>> start

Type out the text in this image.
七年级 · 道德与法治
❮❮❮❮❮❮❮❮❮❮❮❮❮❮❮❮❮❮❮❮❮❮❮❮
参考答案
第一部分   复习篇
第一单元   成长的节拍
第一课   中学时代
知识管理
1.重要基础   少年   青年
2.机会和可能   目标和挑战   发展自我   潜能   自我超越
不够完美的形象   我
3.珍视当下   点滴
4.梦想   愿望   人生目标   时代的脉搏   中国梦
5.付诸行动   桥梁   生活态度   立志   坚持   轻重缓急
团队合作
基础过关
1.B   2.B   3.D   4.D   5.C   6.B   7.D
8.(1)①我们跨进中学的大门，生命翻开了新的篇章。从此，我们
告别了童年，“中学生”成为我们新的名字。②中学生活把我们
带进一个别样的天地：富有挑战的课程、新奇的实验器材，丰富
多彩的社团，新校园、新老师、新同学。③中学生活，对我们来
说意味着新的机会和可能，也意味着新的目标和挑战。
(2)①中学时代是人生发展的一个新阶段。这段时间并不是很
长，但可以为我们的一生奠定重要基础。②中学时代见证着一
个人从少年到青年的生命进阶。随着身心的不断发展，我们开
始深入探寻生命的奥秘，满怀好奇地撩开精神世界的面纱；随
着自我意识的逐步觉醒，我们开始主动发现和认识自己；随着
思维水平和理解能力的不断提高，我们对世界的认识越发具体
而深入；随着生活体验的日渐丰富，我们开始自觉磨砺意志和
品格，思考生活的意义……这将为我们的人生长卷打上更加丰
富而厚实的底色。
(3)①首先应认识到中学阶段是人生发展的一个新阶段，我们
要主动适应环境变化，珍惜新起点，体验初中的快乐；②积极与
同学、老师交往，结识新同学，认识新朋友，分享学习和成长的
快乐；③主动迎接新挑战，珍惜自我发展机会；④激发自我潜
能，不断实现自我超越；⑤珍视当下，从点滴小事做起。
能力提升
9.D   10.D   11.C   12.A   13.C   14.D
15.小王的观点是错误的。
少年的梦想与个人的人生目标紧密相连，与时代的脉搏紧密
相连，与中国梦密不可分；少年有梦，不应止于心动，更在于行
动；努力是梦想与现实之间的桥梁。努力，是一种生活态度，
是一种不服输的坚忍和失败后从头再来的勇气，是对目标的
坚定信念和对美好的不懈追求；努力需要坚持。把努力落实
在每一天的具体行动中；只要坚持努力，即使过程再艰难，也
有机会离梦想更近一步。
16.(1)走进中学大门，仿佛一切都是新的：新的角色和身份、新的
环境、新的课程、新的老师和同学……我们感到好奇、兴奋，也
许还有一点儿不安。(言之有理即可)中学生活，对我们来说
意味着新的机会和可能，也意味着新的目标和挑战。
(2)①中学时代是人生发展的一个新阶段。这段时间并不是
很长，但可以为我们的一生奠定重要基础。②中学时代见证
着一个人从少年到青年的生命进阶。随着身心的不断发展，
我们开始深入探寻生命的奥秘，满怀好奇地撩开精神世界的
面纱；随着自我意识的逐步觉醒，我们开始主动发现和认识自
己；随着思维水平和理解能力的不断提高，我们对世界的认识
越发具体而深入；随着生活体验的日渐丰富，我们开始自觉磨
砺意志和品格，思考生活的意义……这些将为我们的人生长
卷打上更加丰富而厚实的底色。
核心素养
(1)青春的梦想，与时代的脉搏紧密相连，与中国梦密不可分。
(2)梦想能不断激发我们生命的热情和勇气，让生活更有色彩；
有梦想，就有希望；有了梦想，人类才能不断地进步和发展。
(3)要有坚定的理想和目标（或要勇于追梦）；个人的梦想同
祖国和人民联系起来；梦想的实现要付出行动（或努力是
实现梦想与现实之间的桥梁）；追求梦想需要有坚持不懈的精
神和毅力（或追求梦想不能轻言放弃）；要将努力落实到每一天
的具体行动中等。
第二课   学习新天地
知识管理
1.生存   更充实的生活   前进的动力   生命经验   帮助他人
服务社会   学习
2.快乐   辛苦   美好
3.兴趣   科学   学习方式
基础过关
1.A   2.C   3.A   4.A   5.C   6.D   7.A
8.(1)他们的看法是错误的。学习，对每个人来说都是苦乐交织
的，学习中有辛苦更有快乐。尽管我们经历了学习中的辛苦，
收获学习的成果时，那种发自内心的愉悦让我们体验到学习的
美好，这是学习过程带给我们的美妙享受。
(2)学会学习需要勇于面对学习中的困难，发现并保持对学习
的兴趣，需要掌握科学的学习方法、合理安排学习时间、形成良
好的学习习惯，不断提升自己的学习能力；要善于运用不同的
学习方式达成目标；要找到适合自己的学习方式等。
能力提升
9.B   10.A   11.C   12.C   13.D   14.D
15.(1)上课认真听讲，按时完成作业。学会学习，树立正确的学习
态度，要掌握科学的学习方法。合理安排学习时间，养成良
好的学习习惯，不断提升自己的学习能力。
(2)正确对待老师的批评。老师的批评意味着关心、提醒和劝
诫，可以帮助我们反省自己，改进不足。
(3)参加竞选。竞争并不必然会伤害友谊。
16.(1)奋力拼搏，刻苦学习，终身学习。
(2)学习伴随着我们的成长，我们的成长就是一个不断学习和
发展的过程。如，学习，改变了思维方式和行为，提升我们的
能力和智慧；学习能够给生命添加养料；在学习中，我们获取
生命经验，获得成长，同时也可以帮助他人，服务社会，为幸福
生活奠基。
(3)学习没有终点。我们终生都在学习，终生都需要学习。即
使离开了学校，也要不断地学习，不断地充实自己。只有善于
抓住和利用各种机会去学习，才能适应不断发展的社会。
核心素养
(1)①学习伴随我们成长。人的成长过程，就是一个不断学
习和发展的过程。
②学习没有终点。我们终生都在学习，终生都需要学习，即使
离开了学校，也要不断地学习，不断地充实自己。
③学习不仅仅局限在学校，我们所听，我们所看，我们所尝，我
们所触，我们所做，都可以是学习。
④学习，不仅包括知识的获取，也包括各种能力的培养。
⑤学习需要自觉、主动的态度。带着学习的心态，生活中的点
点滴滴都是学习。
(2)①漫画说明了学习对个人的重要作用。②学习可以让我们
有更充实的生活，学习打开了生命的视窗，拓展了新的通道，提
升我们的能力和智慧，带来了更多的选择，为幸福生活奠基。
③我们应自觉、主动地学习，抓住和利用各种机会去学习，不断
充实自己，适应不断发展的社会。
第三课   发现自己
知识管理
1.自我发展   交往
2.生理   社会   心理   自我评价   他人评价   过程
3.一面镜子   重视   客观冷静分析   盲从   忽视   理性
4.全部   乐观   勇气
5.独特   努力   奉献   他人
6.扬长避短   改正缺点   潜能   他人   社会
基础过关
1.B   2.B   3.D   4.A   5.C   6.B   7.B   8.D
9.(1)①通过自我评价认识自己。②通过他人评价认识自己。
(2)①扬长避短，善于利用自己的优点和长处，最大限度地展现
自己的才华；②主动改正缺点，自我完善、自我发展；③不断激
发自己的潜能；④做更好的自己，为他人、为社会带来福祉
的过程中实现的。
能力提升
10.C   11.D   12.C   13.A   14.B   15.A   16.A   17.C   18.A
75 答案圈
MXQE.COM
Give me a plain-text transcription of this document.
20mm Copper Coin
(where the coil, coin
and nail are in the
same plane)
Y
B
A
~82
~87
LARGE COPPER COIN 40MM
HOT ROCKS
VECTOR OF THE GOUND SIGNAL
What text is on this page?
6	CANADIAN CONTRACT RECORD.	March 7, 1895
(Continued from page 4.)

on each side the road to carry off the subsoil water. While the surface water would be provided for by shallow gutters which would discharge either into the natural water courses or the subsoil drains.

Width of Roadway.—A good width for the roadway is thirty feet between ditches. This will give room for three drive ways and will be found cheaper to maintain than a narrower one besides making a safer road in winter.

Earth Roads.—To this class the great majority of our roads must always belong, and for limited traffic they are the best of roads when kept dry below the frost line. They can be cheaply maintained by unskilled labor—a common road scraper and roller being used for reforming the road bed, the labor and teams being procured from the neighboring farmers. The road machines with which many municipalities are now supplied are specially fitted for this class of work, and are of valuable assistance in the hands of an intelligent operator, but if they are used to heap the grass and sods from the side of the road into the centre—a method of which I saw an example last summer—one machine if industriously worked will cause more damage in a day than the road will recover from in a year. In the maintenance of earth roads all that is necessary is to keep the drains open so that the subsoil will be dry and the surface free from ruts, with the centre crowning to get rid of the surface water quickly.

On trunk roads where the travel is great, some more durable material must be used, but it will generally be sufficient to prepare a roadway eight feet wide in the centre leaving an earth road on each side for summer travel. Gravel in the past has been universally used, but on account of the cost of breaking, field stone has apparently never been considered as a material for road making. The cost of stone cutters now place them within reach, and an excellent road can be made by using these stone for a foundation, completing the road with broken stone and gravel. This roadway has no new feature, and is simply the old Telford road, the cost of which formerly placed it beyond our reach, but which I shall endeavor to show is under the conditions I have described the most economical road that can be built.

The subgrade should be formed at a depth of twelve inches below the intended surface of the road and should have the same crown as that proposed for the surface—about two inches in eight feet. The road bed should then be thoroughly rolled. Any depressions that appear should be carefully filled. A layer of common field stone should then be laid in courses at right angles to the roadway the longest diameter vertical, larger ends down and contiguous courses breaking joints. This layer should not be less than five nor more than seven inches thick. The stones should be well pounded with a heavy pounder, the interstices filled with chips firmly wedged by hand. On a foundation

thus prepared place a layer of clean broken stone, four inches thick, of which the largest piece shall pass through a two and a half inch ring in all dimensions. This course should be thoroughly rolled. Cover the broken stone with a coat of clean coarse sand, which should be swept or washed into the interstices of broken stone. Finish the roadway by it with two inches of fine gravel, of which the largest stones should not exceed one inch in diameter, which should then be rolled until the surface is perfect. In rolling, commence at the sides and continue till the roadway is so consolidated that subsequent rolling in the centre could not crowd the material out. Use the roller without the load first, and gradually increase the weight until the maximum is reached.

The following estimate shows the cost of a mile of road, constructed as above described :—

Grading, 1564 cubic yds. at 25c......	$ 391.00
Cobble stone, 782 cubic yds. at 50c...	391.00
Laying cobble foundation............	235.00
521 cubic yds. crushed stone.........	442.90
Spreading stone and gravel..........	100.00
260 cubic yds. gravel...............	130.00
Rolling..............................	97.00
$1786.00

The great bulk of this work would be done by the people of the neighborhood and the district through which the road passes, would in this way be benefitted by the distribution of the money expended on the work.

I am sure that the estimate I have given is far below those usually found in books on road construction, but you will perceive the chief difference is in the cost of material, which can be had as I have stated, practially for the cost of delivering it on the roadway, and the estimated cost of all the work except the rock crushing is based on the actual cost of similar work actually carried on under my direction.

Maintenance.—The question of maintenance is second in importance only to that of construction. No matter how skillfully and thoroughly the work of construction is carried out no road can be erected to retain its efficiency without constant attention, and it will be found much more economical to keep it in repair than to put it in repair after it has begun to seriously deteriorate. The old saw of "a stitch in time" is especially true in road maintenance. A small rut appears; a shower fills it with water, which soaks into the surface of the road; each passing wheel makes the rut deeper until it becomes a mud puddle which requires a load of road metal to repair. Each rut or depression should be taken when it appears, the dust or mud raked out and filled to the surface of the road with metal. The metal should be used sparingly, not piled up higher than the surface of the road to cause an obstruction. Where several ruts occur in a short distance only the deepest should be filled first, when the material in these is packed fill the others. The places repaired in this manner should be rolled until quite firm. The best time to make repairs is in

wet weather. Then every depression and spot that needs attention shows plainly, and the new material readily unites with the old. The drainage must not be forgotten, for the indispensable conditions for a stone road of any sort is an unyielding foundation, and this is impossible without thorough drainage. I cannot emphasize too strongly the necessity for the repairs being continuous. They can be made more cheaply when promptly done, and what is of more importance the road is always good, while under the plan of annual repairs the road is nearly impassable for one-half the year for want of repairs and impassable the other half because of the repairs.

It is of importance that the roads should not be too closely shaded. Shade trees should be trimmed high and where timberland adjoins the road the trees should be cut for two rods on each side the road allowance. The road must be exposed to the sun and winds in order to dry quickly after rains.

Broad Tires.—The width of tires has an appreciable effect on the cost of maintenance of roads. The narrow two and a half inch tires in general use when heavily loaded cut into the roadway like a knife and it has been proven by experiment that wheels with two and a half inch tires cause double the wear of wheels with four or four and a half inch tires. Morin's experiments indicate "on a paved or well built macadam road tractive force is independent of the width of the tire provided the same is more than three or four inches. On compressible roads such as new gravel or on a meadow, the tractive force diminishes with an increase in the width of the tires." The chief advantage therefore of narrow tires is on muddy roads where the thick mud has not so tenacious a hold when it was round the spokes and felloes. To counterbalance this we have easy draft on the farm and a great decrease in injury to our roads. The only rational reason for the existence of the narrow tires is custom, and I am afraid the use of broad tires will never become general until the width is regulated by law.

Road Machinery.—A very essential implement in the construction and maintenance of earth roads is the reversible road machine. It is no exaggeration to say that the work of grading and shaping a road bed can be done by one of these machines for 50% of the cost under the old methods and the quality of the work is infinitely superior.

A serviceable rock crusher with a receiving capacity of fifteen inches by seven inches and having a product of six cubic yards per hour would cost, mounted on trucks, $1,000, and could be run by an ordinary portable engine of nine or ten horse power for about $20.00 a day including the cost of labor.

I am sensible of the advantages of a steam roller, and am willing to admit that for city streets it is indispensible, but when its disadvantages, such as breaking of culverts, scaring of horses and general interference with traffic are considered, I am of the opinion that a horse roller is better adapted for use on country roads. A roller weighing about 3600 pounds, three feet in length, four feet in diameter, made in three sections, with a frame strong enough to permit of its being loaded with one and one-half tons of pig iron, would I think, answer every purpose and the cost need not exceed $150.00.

>> end

Collect every line above that contains the word "但可以为我们的一生奠定重要基础".

长，但可以为我们的一生奠定重要基础。②中学时代见证着一
很长，但可以为我们的一生奠定重要基础。②中学时代见证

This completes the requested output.